Find and copy lines holding "screenshot".

(Figure collection entries)
────────────────────

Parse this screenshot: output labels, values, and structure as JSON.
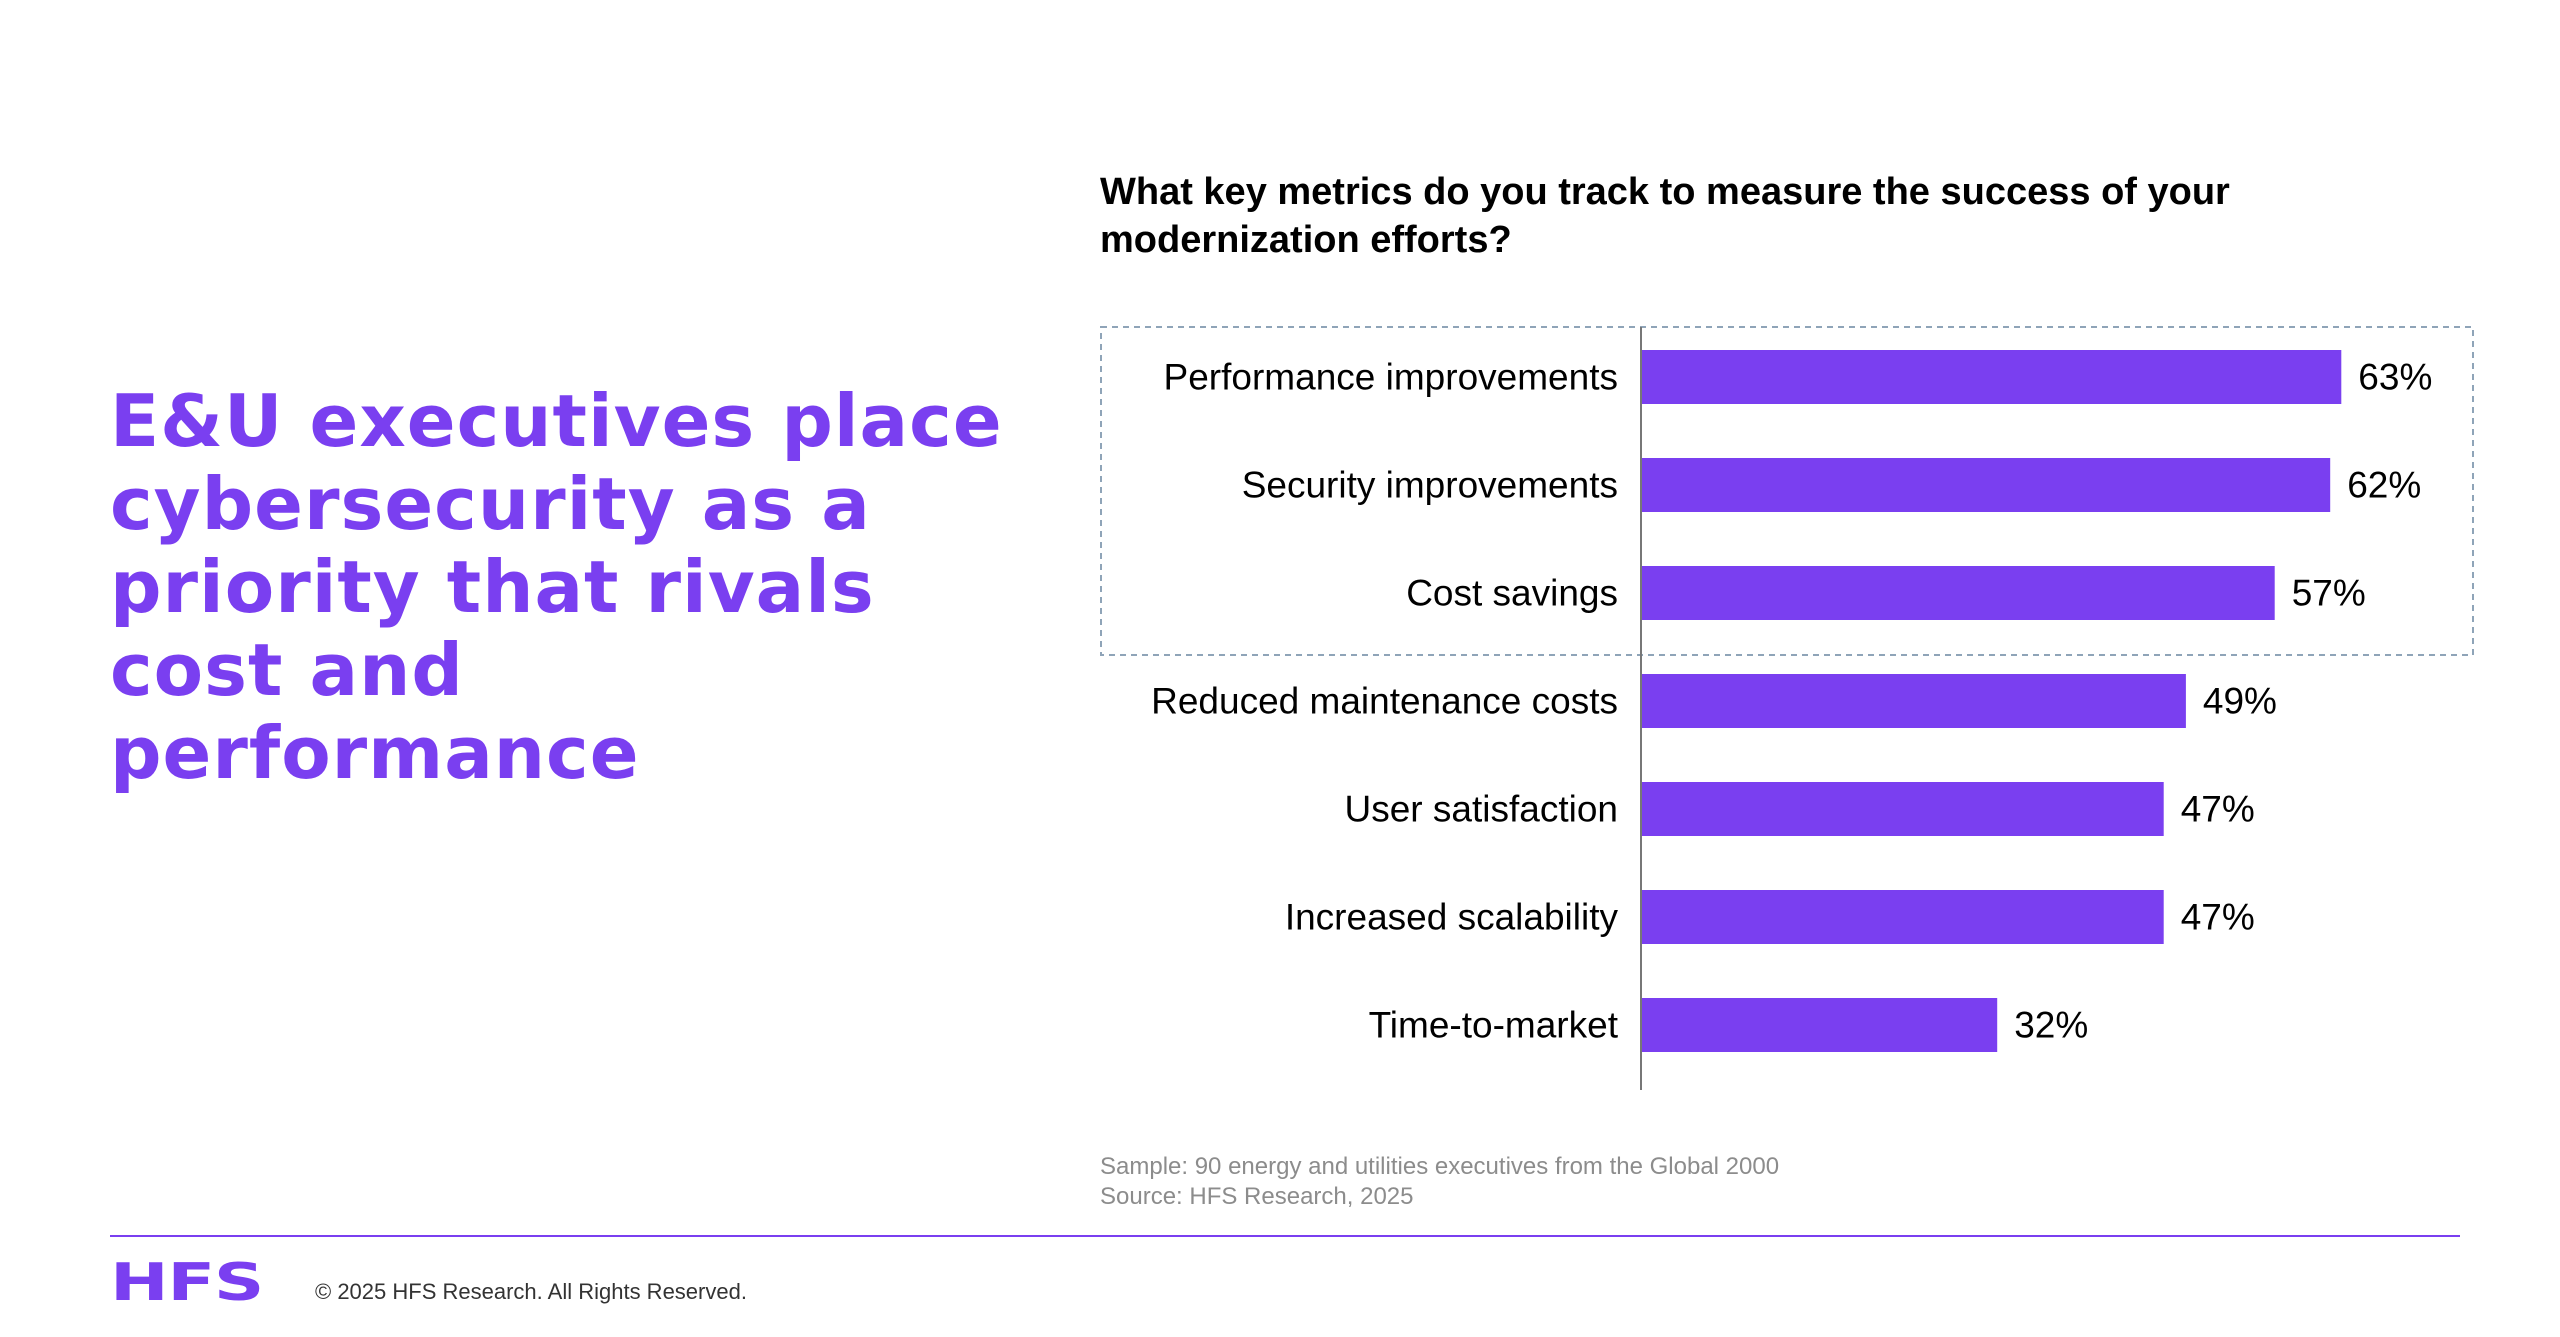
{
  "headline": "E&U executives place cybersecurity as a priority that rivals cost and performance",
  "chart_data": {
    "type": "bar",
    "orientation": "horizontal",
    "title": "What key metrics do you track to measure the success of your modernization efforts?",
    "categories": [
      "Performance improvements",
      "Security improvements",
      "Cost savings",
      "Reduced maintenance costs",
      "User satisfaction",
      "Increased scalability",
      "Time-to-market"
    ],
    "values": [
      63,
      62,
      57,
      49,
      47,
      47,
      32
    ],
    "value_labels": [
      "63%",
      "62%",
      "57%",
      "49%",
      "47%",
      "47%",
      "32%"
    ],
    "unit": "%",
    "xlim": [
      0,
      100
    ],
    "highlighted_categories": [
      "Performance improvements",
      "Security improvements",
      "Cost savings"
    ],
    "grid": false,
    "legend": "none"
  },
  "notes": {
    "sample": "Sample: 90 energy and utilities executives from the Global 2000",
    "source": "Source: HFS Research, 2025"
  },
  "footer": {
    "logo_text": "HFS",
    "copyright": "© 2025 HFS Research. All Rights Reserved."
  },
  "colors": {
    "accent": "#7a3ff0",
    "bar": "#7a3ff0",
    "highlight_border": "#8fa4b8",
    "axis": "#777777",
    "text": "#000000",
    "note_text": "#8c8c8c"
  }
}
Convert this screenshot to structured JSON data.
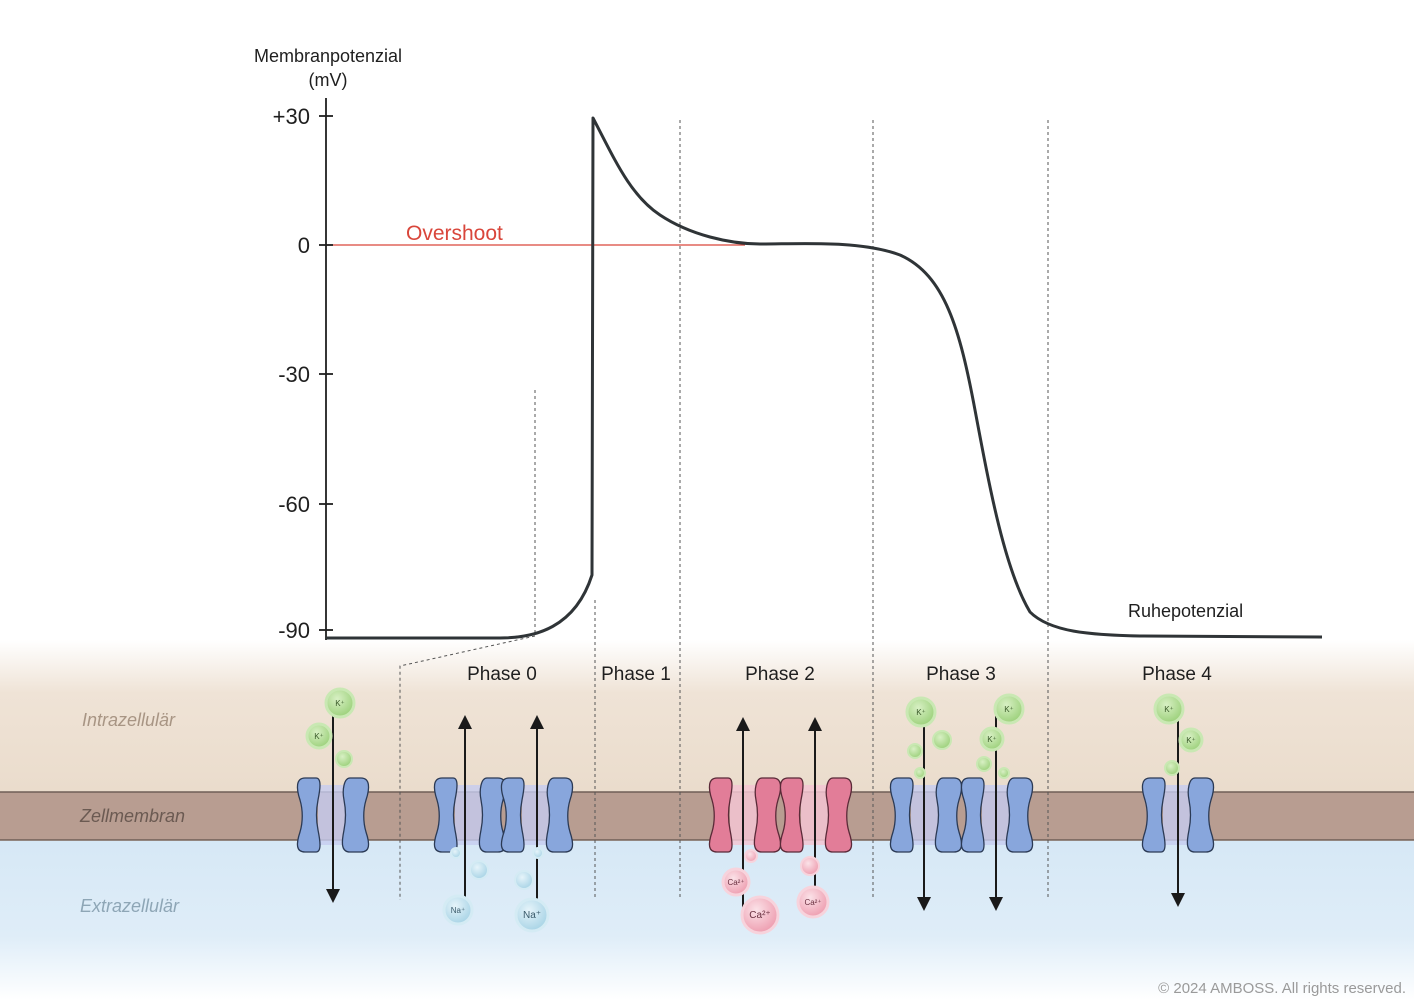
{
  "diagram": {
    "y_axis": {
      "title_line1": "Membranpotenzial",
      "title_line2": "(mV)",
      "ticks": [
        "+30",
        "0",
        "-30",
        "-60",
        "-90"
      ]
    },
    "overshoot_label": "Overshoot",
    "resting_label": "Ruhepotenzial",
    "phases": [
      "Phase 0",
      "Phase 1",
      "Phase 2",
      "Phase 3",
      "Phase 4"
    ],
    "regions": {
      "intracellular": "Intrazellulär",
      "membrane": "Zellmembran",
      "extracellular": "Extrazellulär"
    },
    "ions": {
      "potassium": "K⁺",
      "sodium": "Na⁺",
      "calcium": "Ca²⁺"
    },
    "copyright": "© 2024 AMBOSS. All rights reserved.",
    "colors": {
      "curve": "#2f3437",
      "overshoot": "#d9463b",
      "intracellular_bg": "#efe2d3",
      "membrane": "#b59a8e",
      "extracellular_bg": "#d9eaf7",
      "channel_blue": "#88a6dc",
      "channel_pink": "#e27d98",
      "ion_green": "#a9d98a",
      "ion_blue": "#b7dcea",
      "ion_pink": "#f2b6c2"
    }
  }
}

────────────────────

■ Solution to this exercise
Parse this screenshot: output labels, values, and structure as JSON.
Convert this screenshot to structured JSON data.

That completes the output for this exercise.